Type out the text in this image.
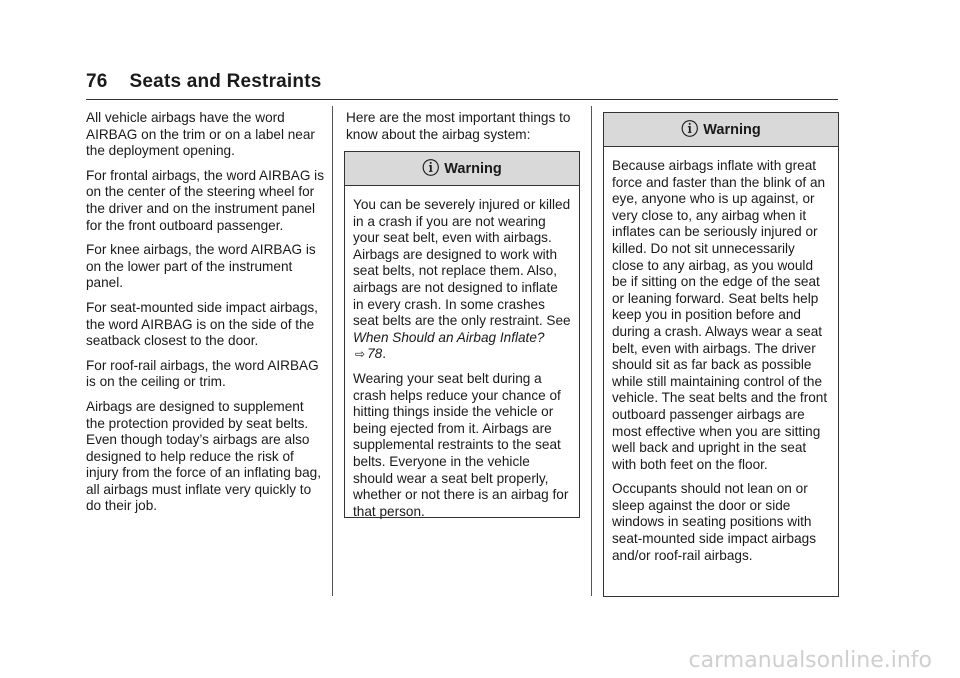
76 Seats and Restraints

All vehicle airbags have the word AIRBAG on the trim or on a label near the deployment opening.

For frontal airbags, the word AIRBAG is on the center of the steering wheel for the driver and on the instrument panel for the front outboard passenger.

For knee airbags, the word AIRBAG is on the lower part of the instrument panel.

For seat-mounted side impact airbags, the word AIRBAG is on the side of the seatback closest to the door.

For roof-rail airbags, the word AIRBAG is on the ceiling or trim.

Airbags are designed to supplement the protection provided by seat belts. Even though today’s airbags are also designed to help reduce the risk of injury from the force of an inflating bag, all airbags must inflate very quickly to do their job.

Here are the most important things to know about the airbag system:

ⓘ Warning

You can be severely injured or killed in a crash if you are not wearing your seat belt, even with airbags. Airbags are designed to work with seat belts, not replace them. Also, airbags are not designed to inflate in every crash. In some crashes seat belts are the only restraint. See When Should an Airbag Inflate?⇨ 78.

Wearing your seat belt during a crash helps reduce your chance of hitting things inside the vehicle or being ejected from it. Airbags are supplemental restraints to the seat belts. Everyone in the vehicle should wear a seat belt properly, whether or not there is an airbag for that person.

ⓘ Warning

Because airbags inflate with great force and faster than the blink of an eye, anyone who is up against, or very close to, any airbag when it inflates can be seriously injured or killed. Do not sit unnecessarily close to any airbag, as you would be if sitting on the edge of the seat or leaning forward. Seat belts help keep you in position before and during a crash. Always wear a seat belt, even with airbags. The driver should sit as far back as possible while still maintaining control of the vehicle. The seat belts and the front outboard passenger airbags are most effective when you are sitting well back and upright in the seat with both feet on the floor.

Occupants should not lean on or sleep against the door or side windows in seating positions with seat-mounted side impact airbags and/or roof-rail airbags.

carmanualsonline.info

====

What is needed >> Leave out the pictures and restate everything else word for word.

Complete output >>
Type out the text in this image.
76 Seats and Restraints

All vehicle airbags have the word AIRBAG on the trim or on a label near the deployment opening.

For frontal airbags, the word AIRBAG is on the center of the steering wheel for the driver and on the instrument panel for the front outboard passenger.

For knee airbags, the word AIRBAG is on the lower part of the instrument panel.

For seat-mounted side impact airbags, the word AIRBAG is on the side of the seatback closest to the door.

For roof-rail airbags, the word AIRBAG is on the ceiling or trim.

Airbags are designed to supplement the protection provided by seat belts. Even though today’s airbags are also designed to help reduce the risk of injury from the force of an inflating bag, all airbags must inflate very quickly to do their job.

Here are the most important things to know about the airbag system:

ⓘ Warning

You can be severely injured or killed in a crash if you are not wearing your seat belt, even with airbags. Airbags are designed to work with seat belts, not replace them. Also, airbags are not designed to inflate in every crash. In some crashes seat belts are the only restraint. See When Should an Airbag Inflate?⇨ 78.

Wearing your seat belt during a crash helps reduce your chance of hitting things inside the vehicle or being ejected from it. Airbags are supplemental restraints to the seat belts. Everyone in the vehicle should wear a seat belt properly, whether or not there is an airbag for that person.

ⓘ Warning

Because airbags inflate with great force and faster than the blink of an eye, anyone who is up against, or very close to, any airbag when it inflates can be seriously injured or killed. Do not sit unnecessarily close to any airbag, as you would be if sitting on the edge of the seat or leaning forward. Seat belts help keep you in position before and during a crash. Always wear a seat belt, even with airbags. The driver should sit as far back as possible while still maintaining control of the vehicle. The seat belts and the front outboard passenger airbags are most effective when you are sitting well back and upright in the seat with both feet on the floor.

Occupants should not lean on or sleep against the door or side windows in seating positions with seat-mounted side impact airbags and/or roof-rail airbags.

carmanualsonline.info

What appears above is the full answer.